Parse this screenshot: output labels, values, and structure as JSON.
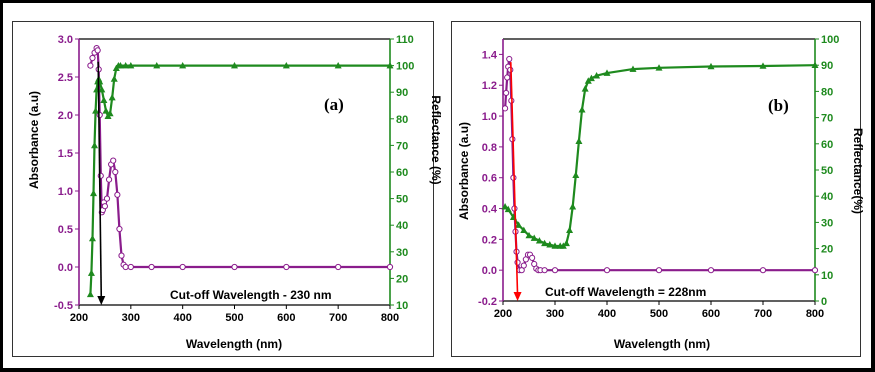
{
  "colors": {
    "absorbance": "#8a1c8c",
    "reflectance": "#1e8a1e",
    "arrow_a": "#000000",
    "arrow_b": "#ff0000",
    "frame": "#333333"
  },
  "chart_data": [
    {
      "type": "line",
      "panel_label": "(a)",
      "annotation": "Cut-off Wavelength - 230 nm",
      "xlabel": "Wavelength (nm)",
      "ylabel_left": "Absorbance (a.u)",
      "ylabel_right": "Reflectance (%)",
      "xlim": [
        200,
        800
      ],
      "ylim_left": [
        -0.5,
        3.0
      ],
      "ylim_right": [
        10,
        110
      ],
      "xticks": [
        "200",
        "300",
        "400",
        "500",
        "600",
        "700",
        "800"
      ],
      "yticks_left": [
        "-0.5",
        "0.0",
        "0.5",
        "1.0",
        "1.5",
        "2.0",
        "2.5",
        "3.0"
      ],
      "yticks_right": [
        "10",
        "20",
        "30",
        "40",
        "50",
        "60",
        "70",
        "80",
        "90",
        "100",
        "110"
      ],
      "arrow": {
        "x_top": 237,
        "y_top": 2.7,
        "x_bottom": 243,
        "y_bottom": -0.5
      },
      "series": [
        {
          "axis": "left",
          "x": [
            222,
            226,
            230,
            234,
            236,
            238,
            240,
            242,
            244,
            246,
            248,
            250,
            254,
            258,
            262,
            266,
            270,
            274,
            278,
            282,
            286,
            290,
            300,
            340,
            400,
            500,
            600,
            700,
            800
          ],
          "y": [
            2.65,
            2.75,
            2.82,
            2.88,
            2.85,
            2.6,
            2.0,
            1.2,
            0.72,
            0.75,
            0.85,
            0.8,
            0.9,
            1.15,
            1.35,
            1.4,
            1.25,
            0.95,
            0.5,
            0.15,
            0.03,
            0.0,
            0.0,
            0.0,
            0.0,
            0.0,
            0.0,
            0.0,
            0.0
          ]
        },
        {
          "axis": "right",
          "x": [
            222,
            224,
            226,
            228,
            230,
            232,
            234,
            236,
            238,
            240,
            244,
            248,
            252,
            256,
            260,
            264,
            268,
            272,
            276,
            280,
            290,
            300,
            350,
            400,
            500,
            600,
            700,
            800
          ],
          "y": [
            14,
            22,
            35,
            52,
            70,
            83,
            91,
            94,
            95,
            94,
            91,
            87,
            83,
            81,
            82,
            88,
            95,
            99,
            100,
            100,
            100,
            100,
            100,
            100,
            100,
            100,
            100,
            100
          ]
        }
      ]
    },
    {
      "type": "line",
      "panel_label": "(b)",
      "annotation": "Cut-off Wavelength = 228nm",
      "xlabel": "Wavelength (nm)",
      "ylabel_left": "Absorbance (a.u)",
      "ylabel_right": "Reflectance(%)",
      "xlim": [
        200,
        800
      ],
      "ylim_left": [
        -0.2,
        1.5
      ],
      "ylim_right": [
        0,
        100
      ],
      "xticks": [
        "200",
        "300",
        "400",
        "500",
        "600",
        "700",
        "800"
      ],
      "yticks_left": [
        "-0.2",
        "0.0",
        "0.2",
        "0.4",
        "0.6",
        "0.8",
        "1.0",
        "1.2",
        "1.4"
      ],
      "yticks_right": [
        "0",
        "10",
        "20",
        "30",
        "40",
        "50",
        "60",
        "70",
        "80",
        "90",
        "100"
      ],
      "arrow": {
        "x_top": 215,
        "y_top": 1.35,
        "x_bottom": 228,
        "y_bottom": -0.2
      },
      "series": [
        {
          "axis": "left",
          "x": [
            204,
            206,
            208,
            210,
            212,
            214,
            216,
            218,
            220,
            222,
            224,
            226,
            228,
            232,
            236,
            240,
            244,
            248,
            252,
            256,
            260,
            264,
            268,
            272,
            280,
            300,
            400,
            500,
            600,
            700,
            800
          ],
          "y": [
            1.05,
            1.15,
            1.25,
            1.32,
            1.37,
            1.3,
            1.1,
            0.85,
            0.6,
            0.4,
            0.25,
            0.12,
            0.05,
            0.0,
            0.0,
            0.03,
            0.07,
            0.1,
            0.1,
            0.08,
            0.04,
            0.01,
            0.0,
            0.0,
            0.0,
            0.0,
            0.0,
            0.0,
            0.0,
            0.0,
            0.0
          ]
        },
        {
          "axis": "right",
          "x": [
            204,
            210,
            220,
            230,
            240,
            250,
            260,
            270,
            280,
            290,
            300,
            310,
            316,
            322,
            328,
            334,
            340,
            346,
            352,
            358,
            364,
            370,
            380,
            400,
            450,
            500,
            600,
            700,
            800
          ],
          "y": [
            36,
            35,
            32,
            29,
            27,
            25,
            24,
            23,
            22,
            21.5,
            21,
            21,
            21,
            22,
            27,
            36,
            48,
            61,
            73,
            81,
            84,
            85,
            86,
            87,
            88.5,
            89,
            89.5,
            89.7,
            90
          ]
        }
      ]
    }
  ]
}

Task to carry out: A faithful copy of the records above is needed, with the pictures left out.

Solution for this task:
Parse this screenshot: output labels, values, and structure as JSON.
{
  "colors": {
    "absorbance": "#8a1c8c",
    "reflectance": "#1e8a1e",
    "arrow_a": "#000000",
    "arrow_b": "#ff0000",
    "frame": "#333333"
  },
  "chart_data": [
    {
      "type": "line",
      "panel_label": "(a)",
      "annotation": "Cut-off Wavelength - 230 nm",
      "xlabel": "Wavelength (nm)",
      "ylabel_left": "Absorbance (a.u)",
      "ylabel_right": "Reflectance (%)",
      "xlim": [
        200,
        800
      ],
      "ylim_left": [
        -0.5,
        3.0
      ],
      "ylim_right": [
        10,
        110
      ],
      "xticks": [
        "200",
        "300",
        "400",
        "500",
        "600",
        "700",
        "800"
      ],
      "yticks_left": [
        "-0.5",
        "0.0",
        "0.5",
        "1.0",
        "1.5",
        "2.0",
        "2.5",
        "3.0"
      ],
      "yticks_right": [
        "10",
        "20",
        "30",
        "40",
        "50",
        "60",
        "70",
        "80",
        "90",
        "100",
        "110"
      ],
      "arrow": {
        "x_top": 237,
        "y_top": 2.7,
        "x_bottom": 243,
        "y_bottom": -0.5
      },
      "series": [
        {
          "axis": "left",
          "x": [
            222,
            226,
            230,
            234,
            236,
            238,
            240,
            242,
            244,
            246,
            248,
            250,
            254,
            258,
            262,
            266,
            270,
            274,
            278,
            282,
            286,
            290,
            300,
            340,
            400,
            500,
            600,
            700,
            800
          ],
          "y": [
            2.65,
            2.75,
            2.82,
            2.88,
            2.85,
            2.6,
            2.0,
            1.2,
            0.72,
            0.75,
            0.85,
            0.8,
            0.9,
            1.15,
            1.35,
            1.4,
            1.25,
            0.95,
            0.5,
            0.15,
            0.03,
            0.0,
            0.0,
            0.0,
            0.0,
            0.0,
            0.0,
            0.0,
            0.0
          ]
        },
        {
          "axis": "right",
          "x": [
            222,
            224,
            226,
            228,
            230,
            232,
            234,
            236,
            238,
            240,
            244,
            248,
            252,
            256,
            260,
            264,
            268,
            272,
            276,
            280,
            290,
            300,
            350,
            400,
            500,
            600,
            700,
            800
          ],
          "y": [
            14,
            22,
            35,
            52,
            70,
            83,
            91,
            94,
            95,
            94,
            91,
            87,
            83,
            81,
            82,
            88,
            95,
            99,
            100,
            100,
            100,
            100,
            100,
            100,
            100,
            100,
            100,
            100
          ]
        }
      ]
    },
    {
      "type": "line",
      "panel_label": "(b)",
      "annotation": "Cut-off Wavelength = 228nm",
      "xlabel": "Wavelength (nm)",
      "ylabel_left": "Absorbance (a.u)",
      "ylabel_right": "Reflectance(%)",
      "xlim": [
        200,
        800
      ],
      "ylim_left": [
        -0.2,
        1.5
      ],
      "ylim_right": [
        0,
        100
      ],
      "xticks": [
        "200",
        "300",
        "400",
        "500",
        "600",
        "700",
        "800"
      ],
      "yticks_left": [
        "-0.2",
        "0.0",
        "0.2",
        "0.4",
        "0.6",
        "0.8",
        "1.0",
        "1.2",
        "1.4"
      ],
      "yticks_right": [
        "0",
        "10",
        "20",
        "30",
        "40",
        "50",
        "60",
        "70",
        "80",
        "90",
        "100"
      ],
      "arrow": {
        "x_top": 215,
        "y_top": 1.35,
        "x_bottom": 228,
        "y_bottom": -0.2
      },
      "series": [
        {
          "axis": "left",
          "x": [
            204,
            206,
            208,
            210,
            212,
            214,
            216,
            218,
            220,
            222,
            224,
            226,
            228,
            232,
            236,
            240,
            244,
            248,
            252,
            256,
            260,
            264,
            268,
            272,
            280,
            300,
            400,
            500,
            600,
            700,
            800
          ],
          "y": [
            1.05,
            1.15,
            1.25,
            1.32,
            1.37,
            1.3,
            1.1,
            0.85,
            0.6,
            0.4,
            0.25,
            0.12,
            0.05,
            0.0,
            0.0,
            0.03,
            0.07,
            0.1,
            0.1,
            0.08,
            0.04,
            0.01,
            0.0,
            0.0,
            0.0,
            0.0,
            0.0,
            0.0,
            0.0,
            0.0,
            0.0
          ]
        },
        {
          "axis": "right",
          "x": [
            204,
            210,
            220,
            230,
            240,
            250,
            260,
            270,
            280,
            290,
            300,
            310,
            316,
            322,
            328,
            334,
            340,
            346,
            352,
            358,
            364,
            370,
            380,
            400,
            450,
            500,
            600,
            700,
            800
          ],
          "y": [
            36,
            35,
            32,
            29,
            27,
            25,
            24,
            23,
            22,
            21.5,
            21,
            21,
            21,
            22,
            27,
            36,
            48,
            61,
            73,
            81,
            84,
            85,
            86,
            87,
            88.5,
            89,
            89.5,
            89.7,
            90
          ]
        }
      ]
    }
  ]
}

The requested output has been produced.